# [Bounding box entries]
'''

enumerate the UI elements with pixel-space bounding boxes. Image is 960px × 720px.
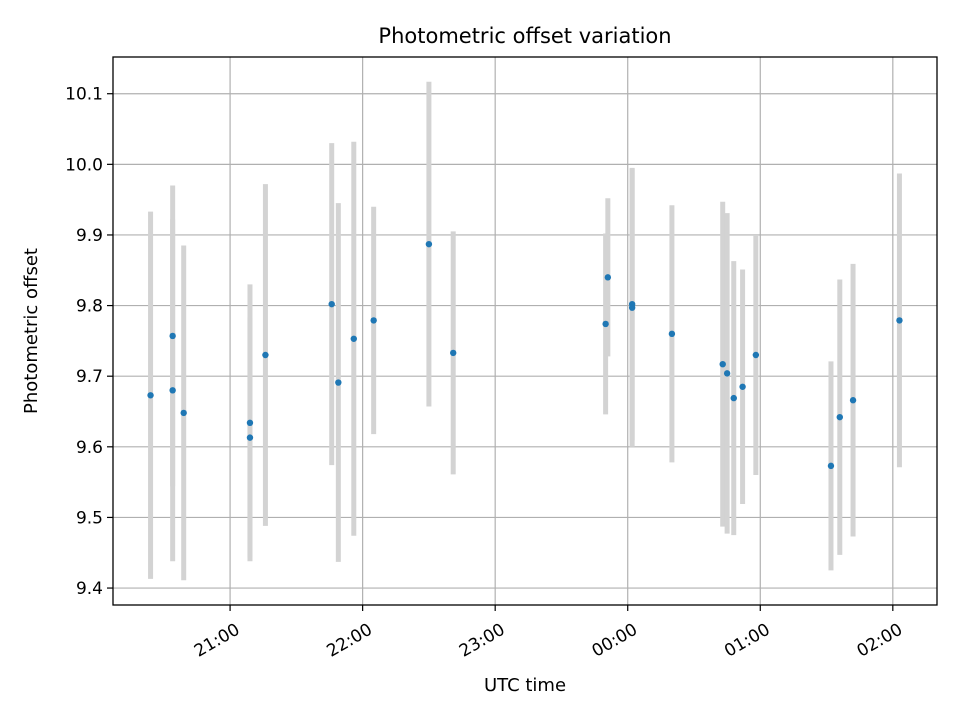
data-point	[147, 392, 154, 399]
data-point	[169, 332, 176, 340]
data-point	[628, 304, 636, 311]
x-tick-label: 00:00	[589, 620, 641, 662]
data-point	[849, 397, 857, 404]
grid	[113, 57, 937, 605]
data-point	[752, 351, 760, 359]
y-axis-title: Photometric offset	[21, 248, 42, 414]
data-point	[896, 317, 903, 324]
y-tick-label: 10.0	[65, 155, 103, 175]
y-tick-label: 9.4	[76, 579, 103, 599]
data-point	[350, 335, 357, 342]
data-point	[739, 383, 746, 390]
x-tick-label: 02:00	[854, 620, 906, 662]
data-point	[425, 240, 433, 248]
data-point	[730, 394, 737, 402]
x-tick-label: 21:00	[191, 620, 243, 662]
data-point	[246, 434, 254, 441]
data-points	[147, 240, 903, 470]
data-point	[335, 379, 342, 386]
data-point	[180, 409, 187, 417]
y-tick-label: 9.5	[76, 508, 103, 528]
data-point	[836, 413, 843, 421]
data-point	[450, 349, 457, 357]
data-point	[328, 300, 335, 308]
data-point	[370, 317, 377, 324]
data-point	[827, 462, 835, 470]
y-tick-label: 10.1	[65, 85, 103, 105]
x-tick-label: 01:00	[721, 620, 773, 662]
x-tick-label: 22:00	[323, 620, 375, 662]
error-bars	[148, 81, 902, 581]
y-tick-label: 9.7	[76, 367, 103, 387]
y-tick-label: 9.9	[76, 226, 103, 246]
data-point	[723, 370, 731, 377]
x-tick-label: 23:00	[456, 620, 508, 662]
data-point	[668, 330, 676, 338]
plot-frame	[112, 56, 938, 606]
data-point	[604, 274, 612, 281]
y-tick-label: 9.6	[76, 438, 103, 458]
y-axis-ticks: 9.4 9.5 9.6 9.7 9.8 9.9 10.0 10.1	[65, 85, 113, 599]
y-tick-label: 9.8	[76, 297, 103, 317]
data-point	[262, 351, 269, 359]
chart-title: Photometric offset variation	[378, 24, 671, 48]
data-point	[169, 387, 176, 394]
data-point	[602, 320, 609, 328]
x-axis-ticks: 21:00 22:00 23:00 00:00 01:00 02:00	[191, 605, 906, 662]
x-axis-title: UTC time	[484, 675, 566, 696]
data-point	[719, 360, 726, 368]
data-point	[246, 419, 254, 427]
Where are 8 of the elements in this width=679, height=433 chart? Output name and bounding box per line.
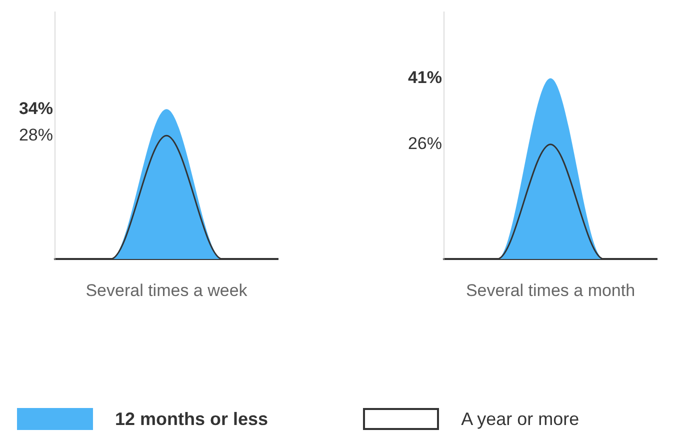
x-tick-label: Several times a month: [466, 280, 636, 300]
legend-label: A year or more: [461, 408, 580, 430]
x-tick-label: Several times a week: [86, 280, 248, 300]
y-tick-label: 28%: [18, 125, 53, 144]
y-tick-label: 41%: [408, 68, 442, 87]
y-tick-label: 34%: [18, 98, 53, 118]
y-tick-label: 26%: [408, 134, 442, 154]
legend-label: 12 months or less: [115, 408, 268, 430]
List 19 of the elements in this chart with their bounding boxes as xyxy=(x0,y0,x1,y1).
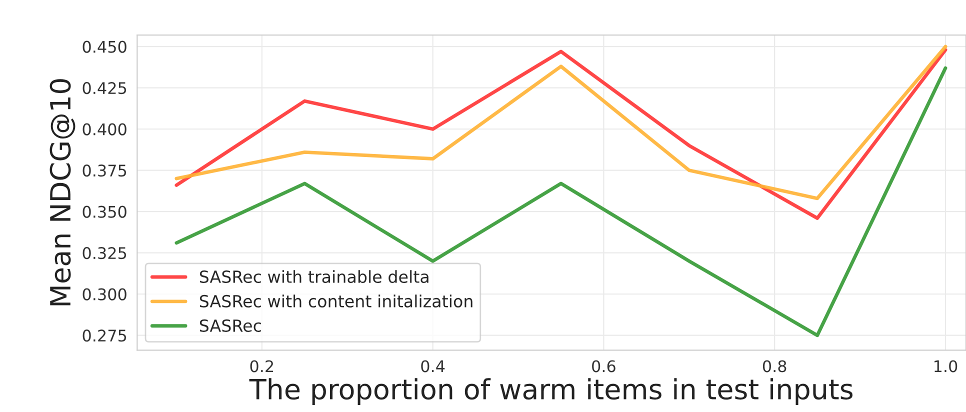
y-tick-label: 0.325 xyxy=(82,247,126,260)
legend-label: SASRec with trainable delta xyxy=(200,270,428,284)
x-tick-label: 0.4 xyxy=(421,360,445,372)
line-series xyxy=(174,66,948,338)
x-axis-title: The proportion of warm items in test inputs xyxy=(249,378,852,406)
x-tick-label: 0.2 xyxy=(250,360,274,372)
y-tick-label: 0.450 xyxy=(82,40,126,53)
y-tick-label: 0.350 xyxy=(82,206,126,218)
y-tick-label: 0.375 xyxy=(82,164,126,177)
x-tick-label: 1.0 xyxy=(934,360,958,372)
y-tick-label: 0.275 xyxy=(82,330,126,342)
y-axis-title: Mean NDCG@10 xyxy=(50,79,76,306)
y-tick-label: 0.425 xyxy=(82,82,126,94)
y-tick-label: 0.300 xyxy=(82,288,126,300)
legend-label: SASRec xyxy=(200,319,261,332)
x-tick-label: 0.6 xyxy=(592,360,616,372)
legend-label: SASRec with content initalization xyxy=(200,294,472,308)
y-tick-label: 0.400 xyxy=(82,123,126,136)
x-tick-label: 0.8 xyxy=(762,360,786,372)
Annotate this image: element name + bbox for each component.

'''

# [REQUIREMENT]
Copy every line of the records above word for word, leaving out the pictures.

# [RESULT FOR THIS EXERCISE]
enumerate the UI elements with pixel-space bounding boxes. Image is 960px × 720px.
data-point	[147, 392, 154, 399]
data-point	[169, 332, 176, 340]
data-point	[628, 304, 636, 311]
x-tick-label: 00:00	[589, 620, 641, 662]
data-point	[849, 397, 857, 404]
grid	[113, 57, 937, 605]
data-point	[752, 351, 760, 359]
y-axis-title: Photometric offset	[21, 248, 42, 414]
data-point	[896, 317, 903, 324]
y-tick-label: 10.0	[65, 155, 103, 175]
y-tick-label: 9.4	[76, 579, 103, 599]
data-point	[350, 335, 357, 342]
data-point	[739, 383, 746, 390]
x-tick-label: 02:00	[854, 620, 906, 662]
data-point	[425, 240, 433, 248]
data-point	[730, 394, 737, 402]
x-tick-label: 21:00	[191, 620, 243, 662]
data-point	[246, 434, 254, 441]
data-points	[147, 240, 903, 470]
data-point	[335, 379, 342, 386]
data-point	[180, 409, 187, 417]
y-tick-label: 9.5	[76, 508, 103, 528]
data-point	[836, 413, 843, 421]
data-point	[450, 349, 457, 357]
data-point	[328, 300, 335, 308]
data-point	[370, 317, 377, 324]
data-point	[827, 462, 835, 470]
y-tick-label: 10.1	[65, 85, 103, 105]
x-tick-label: 01:00	[721, 620, 773, 662]
x-tick-label: 22:00	[323, 620, 375, 662]
error-bars	[148, 81, 902, 581]
y-tick-label: 9.7	[76, 367, 103, 387]
y-tick-label: 9.9	[76, 226, 103, 246]
data-point	[723, 370, 731, 377]
x-tick-label: 23:00	[456, 620, 508, 662]
data-point	[668, 330, 676, 338]
plot-frame	[112, 56, 938, 606]
data-point	[604, 274, 612, 281]
y-tick-label: 9.6	[76, 438, 103, 458]
y-axis-ticks: 9.4 9.5 9.6 9.7 9.8 9.9 10.0 10.1	[65, 85, 113, 599]
y-tick-label: 9.8	[76, 297, 103, 317]
data-point	[262, 351, 269, 359]
chart-title: Photometric offset variation	[378, 24, 671, 48]
data-point	[169, 387, 176, 394]
data-point	[602, 320, 609, 328]
x-axis-ticks: 21:00 22:00 23:00 00:00 01:00 02:00	[191, 605, 906, 662]
x-axis-title: UTC time	[484, 675, 566, 696]
data-point	[719, 360, 726, 368]
data-point	[246, 419, 254, 427]
Where are 8 of the elements in this width=679, height=433 chart? Output name and bounding box per line.
x-tick-label: Several times a month: [466, 280, 636, 300]
legend-label: A year or more: [461, 408, 580, 430]
x-tick-label: Several times a week: [86, 280, 248, 300]
y-tick-label: 28%: [18, 125, 53, 144]
y-tick-label: 41%: [408, 68, 442, 87]
y-tick-label: 34%: [18, 98, 53, 118]
y-tick-label: 26%: [408, 134, 442, 154]
legend-label: 12 months or less: [115, 408, 268, 430]
List 19 of the elements in this chart with their bounding boxes as xyxy=(x0,y0,x1,y1).
y-tick-label: 0.325 xyxy=(82,247,126,260)
legend-label: SASRec with trainable delta xyxy=(200,270,428,284)
x-tick-label: 0.4 xyxy=(421,360,445,372)
line-series xyxy=(174,66,948,338)
x-axis-title: The proportion of warm items in test inputs xyxy=(249,378,852,406)
x-tick-label: 0.2 xyxy=(250,360,274,372)
y-tick-label: 0.450 xyxy=(82,40,126,53)
y-tick-label: 0.350 xyxy=(82,206,126,218)
y-tick-label: 0.375 xyxy=(82,164,126,177)
x-tick-label: 1.0 xyxy=(934,360,958,372)
y-tick-label: 0.275 xyxy=(82,330,126,342)
y-axis-title: Mean NDCG@10 xyxy=(50,79,76,306)
y-tick-label: 0.425 xyxy=(82,82,126,94)
y-tick-label: 0.300 xyxy=(82,288,126,300)
legend-label: SASRec xyxy=(200,319,261,332)
x-tick-label: 0.6 xyxy=(592,360,616,372)
legend-label: SASRec with content initalization xyxy=(200,294,472,308)
y-tick-label: 0.400 xyxy=(82,123,126,136)
x-tick-label: 0.8 xyxy=(762,360,786,372)
Annotate this image: element name + bbox for each component.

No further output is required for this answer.